INSTRUCTIONS TO FOLLOW :: Exactly as they appear, output all of the entries.

§

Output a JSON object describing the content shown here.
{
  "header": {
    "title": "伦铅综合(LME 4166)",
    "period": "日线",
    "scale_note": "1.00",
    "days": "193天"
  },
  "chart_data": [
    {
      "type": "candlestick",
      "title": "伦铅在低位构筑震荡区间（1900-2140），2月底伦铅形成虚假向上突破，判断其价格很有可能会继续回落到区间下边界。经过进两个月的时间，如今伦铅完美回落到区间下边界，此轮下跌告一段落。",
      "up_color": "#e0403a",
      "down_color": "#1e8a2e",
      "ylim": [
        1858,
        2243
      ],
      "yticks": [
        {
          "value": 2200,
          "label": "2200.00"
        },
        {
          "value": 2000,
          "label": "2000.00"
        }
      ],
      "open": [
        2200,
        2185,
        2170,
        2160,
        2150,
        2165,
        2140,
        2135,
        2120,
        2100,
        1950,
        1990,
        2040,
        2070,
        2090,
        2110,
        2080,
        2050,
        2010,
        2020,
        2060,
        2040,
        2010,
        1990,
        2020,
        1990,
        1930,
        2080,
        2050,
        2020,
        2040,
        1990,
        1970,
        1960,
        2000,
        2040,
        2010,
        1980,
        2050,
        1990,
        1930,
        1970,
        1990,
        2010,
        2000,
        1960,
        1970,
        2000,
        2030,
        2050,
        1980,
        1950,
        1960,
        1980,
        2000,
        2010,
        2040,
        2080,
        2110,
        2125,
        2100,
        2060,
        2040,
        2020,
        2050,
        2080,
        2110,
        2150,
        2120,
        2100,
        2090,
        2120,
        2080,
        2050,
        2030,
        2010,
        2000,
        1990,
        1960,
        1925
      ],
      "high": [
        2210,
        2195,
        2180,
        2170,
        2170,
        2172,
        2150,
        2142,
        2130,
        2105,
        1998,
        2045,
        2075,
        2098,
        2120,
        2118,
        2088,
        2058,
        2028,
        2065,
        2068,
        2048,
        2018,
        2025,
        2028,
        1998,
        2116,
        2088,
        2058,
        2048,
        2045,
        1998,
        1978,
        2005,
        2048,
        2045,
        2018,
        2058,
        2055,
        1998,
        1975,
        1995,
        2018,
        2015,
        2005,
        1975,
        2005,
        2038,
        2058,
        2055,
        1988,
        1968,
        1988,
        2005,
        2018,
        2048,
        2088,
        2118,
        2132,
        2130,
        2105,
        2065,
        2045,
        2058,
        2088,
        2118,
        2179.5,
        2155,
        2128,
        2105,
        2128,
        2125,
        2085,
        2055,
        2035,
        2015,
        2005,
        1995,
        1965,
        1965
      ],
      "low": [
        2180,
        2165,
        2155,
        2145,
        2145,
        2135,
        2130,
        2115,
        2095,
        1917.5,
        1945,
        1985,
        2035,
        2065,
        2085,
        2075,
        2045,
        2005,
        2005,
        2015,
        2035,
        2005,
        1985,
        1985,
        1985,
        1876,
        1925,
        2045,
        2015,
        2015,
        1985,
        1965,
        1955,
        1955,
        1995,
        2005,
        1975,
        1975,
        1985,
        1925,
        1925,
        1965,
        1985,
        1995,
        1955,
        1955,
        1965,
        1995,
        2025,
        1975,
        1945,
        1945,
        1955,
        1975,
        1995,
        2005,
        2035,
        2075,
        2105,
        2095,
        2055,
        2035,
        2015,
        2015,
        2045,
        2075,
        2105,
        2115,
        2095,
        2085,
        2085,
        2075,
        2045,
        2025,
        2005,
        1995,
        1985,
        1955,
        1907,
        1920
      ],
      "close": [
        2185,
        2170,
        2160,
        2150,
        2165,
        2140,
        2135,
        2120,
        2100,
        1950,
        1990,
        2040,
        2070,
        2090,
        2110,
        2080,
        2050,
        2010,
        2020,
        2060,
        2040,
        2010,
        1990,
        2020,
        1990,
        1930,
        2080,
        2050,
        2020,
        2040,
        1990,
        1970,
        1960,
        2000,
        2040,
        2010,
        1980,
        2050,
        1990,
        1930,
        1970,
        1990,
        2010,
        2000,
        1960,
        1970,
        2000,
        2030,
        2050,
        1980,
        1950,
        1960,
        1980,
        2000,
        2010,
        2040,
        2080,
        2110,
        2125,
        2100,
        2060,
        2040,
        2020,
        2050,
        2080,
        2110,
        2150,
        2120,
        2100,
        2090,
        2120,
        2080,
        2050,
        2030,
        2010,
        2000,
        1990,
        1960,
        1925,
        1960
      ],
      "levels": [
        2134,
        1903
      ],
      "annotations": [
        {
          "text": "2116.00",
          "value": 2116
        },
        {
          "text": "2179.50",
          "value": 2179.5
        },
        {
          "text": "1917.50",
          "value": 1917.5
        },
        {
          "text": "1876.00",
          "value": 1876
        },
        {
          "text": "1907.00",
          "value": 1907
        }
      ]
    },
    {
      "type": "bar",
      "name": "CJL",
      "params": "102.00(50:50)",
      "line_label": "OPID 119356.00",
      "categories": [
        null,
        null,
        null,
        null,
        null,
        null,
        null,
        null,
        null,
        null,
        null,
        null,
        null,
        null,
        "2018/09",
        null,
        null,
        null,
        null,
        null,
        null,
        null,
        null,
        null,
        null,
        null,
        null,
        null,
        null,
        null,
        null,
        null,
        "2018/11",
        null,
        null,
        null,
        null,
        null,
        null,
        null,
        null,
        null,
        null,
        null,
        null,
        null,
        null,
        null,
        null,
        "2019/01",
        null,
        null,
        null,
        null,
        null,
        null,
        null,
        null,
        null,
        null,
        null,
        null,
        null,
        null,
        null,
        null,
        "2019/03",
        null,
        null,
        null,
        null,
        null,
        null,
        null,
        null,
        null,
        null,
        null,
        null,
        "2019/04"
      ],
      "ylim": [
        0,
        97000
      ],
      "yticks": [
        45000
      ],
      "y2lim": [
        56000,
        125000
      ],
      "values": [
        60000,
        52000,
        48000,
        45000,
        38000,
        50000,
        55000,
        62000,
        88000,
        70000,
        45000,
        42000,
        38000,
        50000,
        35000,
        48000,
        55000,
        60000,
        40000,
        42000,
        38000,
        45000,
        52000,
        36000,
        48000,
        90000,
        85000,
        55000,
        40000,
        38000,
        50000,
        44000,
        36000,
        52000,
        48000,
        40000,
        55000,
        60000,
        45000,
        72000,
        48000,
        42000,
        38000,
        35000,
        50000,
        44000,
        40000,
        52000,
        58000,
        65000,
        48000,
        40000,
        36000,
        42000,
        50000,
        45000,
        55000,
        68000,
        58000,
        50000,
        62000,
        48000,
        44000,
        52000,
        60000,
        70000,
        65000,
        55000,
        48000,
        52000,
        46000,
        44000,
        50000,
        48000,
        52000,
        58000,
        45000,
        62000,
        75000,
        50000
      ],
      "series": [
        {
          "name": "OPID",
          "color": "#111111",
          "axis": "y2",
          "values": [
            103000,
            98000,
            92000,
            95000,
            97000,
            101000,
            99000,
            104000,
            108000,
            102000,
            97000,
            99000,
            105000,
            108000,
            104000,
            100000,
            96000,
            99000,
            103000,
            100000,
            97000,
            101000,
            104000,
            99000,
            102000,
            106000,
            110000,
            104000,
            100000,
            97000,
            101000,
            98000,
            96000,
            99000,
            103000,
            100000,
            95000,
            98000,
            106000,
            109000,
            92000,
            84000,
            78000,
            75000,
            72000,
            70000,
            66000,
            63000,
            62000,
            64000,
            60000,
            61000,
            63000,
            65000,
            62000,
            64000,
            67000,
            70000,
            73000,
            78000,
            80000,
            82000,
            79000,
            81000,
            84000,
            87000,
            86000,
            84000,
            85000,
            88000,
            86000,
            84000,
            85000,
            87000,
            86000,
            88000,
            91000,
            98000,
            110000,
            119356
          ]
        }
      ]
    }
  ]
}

§

EXERCISE ANSWER ::
Output a JSON object describing the content shown here.
{
  "header": {
    "title": "伦铅综合(LME 4166)",
    "period": "日线",
    "scale_note": "1.00",
    "days": "193天"
  },
  "chart_data": [
    {
      "type": "candlestick",
      "title": "伦铅在低位构筑震荡区间（1900-2140），2月底伦铅形成虚假向上突破，判断其价格很有可能会继续回落到区间下边界。经过进两个月的时间，如今伦铅完美回落到区间下边界，此轮下跌告一段落。",
      "up_color": "#e0403a",
      "down_color": "#1e8a2e",
      "ylim": [
        1858,
        2243
      ],
      "yticks": [
        {
          "value": 2200,
          "label": "2200.00"
        },
        {
          "value": 2000,
          "label": "2000.00"
        }
      ],
      "open": [
        2200,
        2185,
        2170,
        2160,
        2150,
        2165,
        2140,
        2135,
        2120,
        2100,
        1950,
        1990,
        2040,
        2070,
        2090,
        2110,
        2080,
        2050,
        2010,
        2020,
        2060,
        2040,
        2010,
        1990,
        2020,
        1990,
        1930,
        2080,
        2050,
        2020,
        2040,
        1990,
        1970,
        1960,
        2000,
        2040,
        2010,
        1980,
        2050,
        1990,
        1930,
        1970,
        1990,
        2010,
        2000,
        1960,
        1970,
        2000,
        2030,
        2050,
        1980,
        1950,
        1960,
        1980,
        2000,
        2010,
        2040,
        2080,
        2110,
        2125,
        2100,
        2060,
        2040,
        2020,
        2050,
        2080,
        2110,
        2150,
        2120,
        2100,
        2090,
        2120,
        2080,
        2050,
        2030,
        2010,
        2000,
        1990,
        1960,
        1925
      ],
      "high": [
        2210,
        2195,
        2180,
        2170,
        2170,
        2172,
        2150,
        2142,
        2130,
        2105,
        1998,
        2045,
        2075,
        2098,
        2120,
        2118,
        2088,
        2058,
        2028,
        2065,
        2068,
        2048,
        2018,
        2025,
        2028,
        1998,
        2116,
        2088,
        2058,
        2048,
        2045,
        1998,
        1978,
        2005,
        2048,
        2045,
        2018,
        2058,
        2055,
        1998,
        1975,
        1995,
        2018,
        2015,
        2005,
        1975,
        2005,
        2038,
        2058,
        2055,
        1988,
        1968,
        1988,
        2005,
        2018,
        2048,
        2088,
        2118,
        2132,
        2130,
        2105,
        2065,
        2045,
        2058,
        2088,
        2118,
        2179.5,
        2155,
        2128,
        2105,
        2128,
        2125,
        2085,
        2055,
        2035,
        2015,
        2005,
        1995,
        1965,
        1965
      ],
      "low": [
        2180,
        2165,
        2155,
        2145,
        2145,
        2135,
        2130,
        2115,
        2095,
        1917.5,
        1945,
        1985,
        2035,
        2065,
        2085,
        2075,
        2045,
        2005,
        2005,
        2015,
        2035,
        2005,
        1985,
        1985,
        1985,
        1876,
        1925,
        2045,
        2015,
        2015,
        1985,
        1965,
        1955,
        1955,
        1995,
        2005,
        1975,
        1975,
        1985,
        1925,
        1925,
        1965,
        1985,
        1995,
        1955,
        1955,
        1965,
        1995,
        2025,
        1975,
        1945,
        1945,
        1955,
        1975,
        1995,
        2005,
        2035,
        2075,
        2105,
        2095,
        2055,
        2035,
        2015,
        2015,
        2045,
        2075,
        2105,
        2115,
        2095,
        2085,
        2085,
        2075,
        2045,
        2025,
        2005,
        1995,
        1985,
        1955,
        1907,
        1920
      ],
      "close": [
        2185,
        2170,
        2160,
        2150,
        2165,
        2140,
        2135,
        2120,
        2100,
        1950,
        1990,
        2040,
        2070,
        2090,
        2110,
        2080,
        2050,
        2010,
        2020,
        2060,
        2040,
        2010,
        1990,
        2020,
        1990,
        1930,
        2080,
        2050,
        2020,
        2040,
        1990,
        1970,
        1960,
        2000,
        2040,
        2010,
        1980,
        2050,
        1990,
        1930,
        1970,
        1990,
        2010,
        2000,
        1960,
        1970,
        2000,
        2030,
        2050,
        1980,
        1950,
        1960,
        1980,
        2000,
        2010,
        2040,
        2080,
        2110,
        2125,
        2100,
        2060,
        2040,
        2020,
        2050,
        2080,
        2110,
        2150,
        2120,
        2100,
        2090,
        2120,
        2080,
        2050,
        2030,
        2010,
        2000,
        1990,
        1960,
        1925,
        1960
      ],
      "levels": [
        2134,
        1903
      ],
      "annotations": [
        {
          "text": "2116.00",
          "value": 2116
        },
        {
          "text": "2179.50",
          "value": 2179.5
        },
        {
          "text": "1917.50",
          "value": 1917.5
        },
        {
          "text": "1876.00",
          "value": 1876
        },
        {
          "text": "1907.00",
          "value": 1907
        }
      ]
    },
    {
      "type": "bar",
      "name": "CJL",
      "params": "102.00(50:50)",
      "line_label": "OPID 119356.00",
      "categories": [
        null,
        null,
        null,
        null,
        null,
        null,
        null,
        null,
        null,
        null,
        null,
        null,
        null,
        null,
        "2018/09",
        null,
        null,
        null,
        null,
        null,
        null,
        null,
        null,
        null,
        null,
        null,
        null,
        null,
        null,
        null,
        null,
        null,
        "2018/11",
        null,
        null,
        null,
        null,
        null,
        null,
        null,
        null,
        null,
        null,
        null,
        null,
        null,
        null,
        null,
        null,
        "2019/01",
        null,
        null,
        null,
        null,
        null,
        null,
        null,
        null,
        null,
        null,
        null,
        null,
        null,
        null,
        null,
        null,
        "2019/03",
        null,
        null,
        null,
        null,
        null,
        null,
        null,
        null,
        null,
        null,
        null,
        null,
        "2019/04"
      ],
      "ylim": [
        0,
        97000
      ],
      "yticks": [
        45000
      ],
      "y2lim": [
        56000,
        125000
      ],
      "values": [
        60000,
        52000,
        48000,
        45000,
        38000,
        50000,
        55000,
        62000,
        88000,
        70000,
        45000,
        42000,
        38000,
        50000,
        35000,
        48000,
        55000,
        60000,
        40000,
        42000,
        38000,
        45000,
        52000,
        36000,
        48000,
        90000,
        85000,
        55000,
        40000,
        38000,
        50000,
        44000,
        36000,
        52000,
        48000,
        40000,
        55000,
        60000,
        45000,
        72000,
        48000,
        42000,
        38000,
        35000,
        50000,
        44000,
        40000,
        52000,
        58000,
        65000,
        48000,
        40000,
        36000,
        42000,
        50000,
        45000,
        55000,
        68000,
        58000,
        50000,
        62000,
        48000,
        44000,
        52000,
        60000,
        70000,
        65000,
        55000,
        48000,
        52000,
        46000,
        44000,
        50000,
        48000,
        52000,
        58000,
        45000,
        62000,
        75000,
        50000
      ],
      "series": [
        {
          "name": "OPID",
          "color": "#111111",
          "axis": "y2",
          "values": [
            103000,
            98000,
            92000,
            95000,
            97000,
            101000,
            99000,
            104000,
            108000,
            102000,
            97000,
            99000,
            105000,
            108000,
            104000,
            100000,
            96000,
            99000,
            103000,
            100000,
            97000,
            101000,
            104000,
            99000,
            102000,
            106000,
            110000,
            104000,
            100000,
            97000,
            101000,
            98000,
            96000,
            99000,
            103000,
            100000,
            95000,
            98000,
            106000,
            109000,
            92000,
            84000,
            78000,
            75000,
            72000,
            70000,
            66000,
            63000,
            62000,
            64000,
            60000,
            61000,
            63000,
            65000,
            62000,
            64000,
            67000,
            70000,
            73000,
            78000,
            80000,
            82000,
            79000,
            81000,
            84000,
            87000,
            86000,
            84000,
            85000,
            88000,
            86000,
            84000,
            85000,
            87000,
            86000,
            88000,
            91000,
            98000,
            110000,
            119356
          ]
        }
      ]
    }
  ]
}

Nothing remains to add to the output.